-- START --
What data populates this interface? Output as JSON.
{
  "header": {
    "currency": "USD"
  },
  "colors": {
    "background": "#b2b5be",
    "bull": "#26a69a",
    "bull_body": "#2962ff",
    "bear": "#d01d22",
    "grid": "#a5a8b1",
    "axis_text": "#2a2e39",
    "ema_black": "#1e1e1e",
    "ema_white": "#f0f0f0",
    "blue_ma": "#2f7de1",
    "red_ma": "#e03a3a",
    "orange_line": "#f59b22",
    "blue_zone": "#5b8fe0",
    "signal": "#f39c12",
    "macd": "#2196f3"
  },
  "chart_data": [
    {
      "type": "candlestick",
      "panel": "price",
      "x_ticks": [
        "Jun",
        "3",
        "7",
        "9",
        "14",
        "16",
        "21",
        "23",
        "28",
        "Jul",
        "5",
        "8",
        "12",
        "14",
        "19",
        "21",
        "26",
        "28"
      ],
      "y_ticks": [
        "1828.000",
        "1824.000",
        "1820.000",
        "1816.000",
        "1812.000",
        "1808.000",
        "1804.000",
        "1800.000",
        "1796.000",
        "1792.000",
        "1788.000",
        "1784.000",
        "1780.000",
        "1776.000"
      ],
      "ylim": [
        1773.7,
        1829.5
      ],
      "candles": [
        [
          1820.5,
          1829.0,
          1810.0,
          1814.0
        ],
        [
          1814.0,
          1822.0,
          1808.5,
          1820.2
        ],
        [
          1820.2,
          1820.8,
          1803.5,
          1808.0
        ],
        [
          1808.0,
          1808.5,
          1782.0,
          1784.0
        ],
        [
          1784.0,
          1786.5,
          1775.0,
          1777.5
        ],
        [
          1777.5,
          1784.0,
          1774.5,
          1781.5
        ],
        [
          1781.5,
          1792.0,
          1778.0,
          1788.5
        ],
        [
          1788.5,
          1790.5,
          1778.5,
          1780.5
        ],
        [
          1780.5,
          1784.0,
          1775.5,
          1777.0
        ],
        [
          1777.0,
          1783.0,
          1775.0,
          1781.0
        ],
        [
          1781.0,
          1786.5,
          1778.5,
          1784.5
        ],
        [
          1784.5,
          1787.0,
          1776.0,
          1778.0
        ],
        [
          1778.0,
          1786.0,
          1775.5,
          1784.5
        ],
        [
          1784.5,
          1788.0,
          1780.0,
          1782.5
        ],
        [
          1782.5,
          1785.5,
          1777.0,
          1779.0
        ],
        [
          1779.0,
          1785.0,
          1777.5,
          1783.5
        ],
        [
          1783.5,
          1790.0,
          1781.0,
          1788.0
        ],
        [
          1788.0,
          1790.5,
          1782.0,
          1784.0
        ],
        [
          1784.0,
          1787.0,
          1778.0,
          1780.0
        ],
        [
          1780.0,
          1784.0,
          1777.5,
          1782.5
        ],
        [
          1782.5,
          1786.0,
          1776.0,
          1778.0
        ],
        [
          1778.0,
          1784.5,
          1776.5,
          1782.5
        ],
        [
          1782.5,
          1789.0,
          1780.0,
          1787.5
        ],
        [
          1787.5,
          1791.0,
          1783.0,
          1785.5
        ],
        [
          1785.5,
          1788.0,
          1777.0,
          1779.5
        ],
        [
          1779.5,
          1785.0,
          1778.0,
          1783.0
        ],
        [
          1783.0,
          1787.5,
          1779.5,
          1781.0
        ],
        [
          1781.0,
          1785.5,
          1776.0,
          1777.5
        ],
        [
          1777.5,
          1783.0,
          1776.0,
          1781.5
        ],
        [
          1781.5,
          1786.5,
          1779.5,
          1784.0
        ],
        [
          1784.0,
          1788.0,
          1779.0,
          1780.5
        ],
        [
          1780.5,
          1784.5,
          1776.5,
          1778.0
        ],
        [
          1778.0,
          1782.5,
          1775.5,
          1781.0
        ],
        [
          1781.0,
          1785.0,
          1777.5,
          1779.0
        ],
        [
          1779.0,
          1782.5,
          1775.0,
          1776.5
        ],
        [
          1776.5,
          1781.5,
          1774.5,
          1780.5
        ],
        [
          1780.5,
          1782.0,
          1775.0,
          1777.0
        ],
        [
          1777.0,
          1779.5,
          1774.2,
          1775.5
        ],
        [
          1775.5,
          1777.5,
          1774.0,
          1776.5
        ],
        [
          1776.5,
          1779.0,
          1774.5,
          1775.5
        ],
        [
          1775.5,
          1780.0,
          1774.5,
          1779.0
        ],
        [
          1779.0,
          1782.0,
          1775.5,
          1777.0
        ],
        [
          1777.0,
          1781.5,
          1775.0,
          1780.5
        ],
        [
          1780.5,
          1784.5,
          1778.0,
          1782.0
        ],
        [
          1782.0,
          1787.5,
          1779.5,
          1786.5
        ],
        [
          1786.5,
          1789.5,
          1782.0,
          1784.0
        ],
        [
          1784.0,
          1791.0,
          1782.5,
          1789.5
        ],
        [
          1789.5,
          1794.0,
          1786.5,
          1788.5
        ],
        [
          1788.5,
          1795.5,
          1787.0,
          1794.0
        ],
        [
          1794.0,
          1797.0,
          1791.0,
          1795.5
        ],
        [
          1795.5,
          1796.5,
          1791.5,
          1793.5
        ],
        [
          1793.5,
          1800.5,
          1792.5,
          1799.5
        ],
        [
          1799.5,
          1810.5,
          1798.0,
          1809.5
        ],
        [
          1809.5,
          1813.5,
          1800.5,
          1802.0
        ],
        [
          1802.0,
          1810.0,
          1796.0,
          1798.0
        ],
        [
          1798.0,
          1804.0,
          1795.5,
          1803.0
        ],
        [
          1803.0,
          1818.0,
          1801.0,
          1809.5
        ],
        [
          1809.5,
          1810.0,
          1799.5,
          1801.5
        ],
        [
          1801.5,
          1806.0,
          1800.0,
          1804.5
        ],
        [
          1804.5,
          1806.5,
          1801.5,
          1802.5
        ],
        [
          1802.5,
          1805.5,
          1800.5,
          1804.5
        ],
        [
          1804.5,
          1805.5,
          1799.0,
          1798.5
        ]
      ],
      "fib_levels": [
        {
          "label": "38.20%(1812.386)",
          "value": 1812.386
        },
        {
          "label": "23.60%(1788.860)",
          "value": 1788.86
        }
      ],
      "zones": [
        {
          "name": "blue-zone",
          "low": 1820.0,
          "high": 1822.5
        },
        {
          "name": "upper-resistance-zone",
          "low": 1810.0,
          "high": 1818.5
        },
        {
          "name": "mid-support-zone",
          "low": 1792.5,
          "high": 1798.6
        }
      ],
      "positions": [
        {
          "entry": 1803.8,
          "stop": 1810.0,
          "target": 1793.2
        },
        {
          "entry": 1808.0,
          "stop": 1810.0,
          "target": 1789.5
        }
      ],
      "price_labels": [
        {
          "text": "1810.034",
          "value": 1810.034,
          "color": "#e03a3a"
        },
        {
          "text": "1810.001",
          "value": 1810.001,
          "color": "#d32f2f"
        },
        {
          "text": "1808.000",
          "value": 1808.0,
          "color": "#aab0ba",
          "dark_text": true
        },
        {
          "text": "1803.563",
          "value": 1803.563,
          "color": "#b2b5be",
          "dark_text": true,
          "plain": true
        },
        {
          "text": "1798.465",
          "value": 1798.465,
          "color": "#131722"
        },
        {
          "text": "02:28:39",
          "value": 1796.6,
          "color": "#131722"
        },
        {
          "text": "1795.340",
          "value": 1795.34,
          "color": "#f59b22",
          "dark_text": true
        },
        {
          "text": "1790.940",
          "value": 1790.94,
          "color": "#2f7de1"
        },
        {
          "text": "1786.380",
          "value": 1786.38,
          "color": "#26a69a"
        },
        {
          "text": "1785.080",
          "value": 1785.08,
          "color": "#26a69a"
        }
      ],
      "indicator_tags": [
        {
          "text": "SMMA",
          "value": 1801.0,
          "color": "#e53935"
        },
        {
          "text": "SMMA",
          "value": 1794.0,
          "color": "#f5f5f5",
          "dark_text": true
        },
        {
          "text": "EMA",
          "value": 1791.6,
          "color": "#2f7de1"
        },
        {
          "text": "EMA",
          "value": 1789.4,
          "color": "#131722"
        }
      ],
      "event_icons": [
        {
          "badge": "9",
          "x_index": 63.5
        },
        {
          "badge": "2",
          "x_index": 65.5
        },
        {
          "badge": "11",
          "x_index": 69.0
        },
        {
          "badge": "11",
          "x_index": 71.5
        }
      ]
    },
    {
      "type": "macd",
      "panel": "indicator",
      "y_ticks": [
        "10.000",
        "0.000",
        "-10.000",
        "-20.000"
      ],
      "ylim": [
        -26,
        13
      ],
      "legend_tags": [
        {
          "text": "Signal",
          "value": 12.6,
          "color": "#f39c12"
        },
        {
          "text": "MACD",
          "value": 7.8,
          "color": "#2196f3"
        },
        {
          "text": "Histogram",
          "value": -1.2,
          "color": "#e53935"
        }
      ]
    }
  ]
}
-- END --
§ Exercise prompt:
State the count of lines above containing the string "name", and add nothing to it.

§ The completed task:
3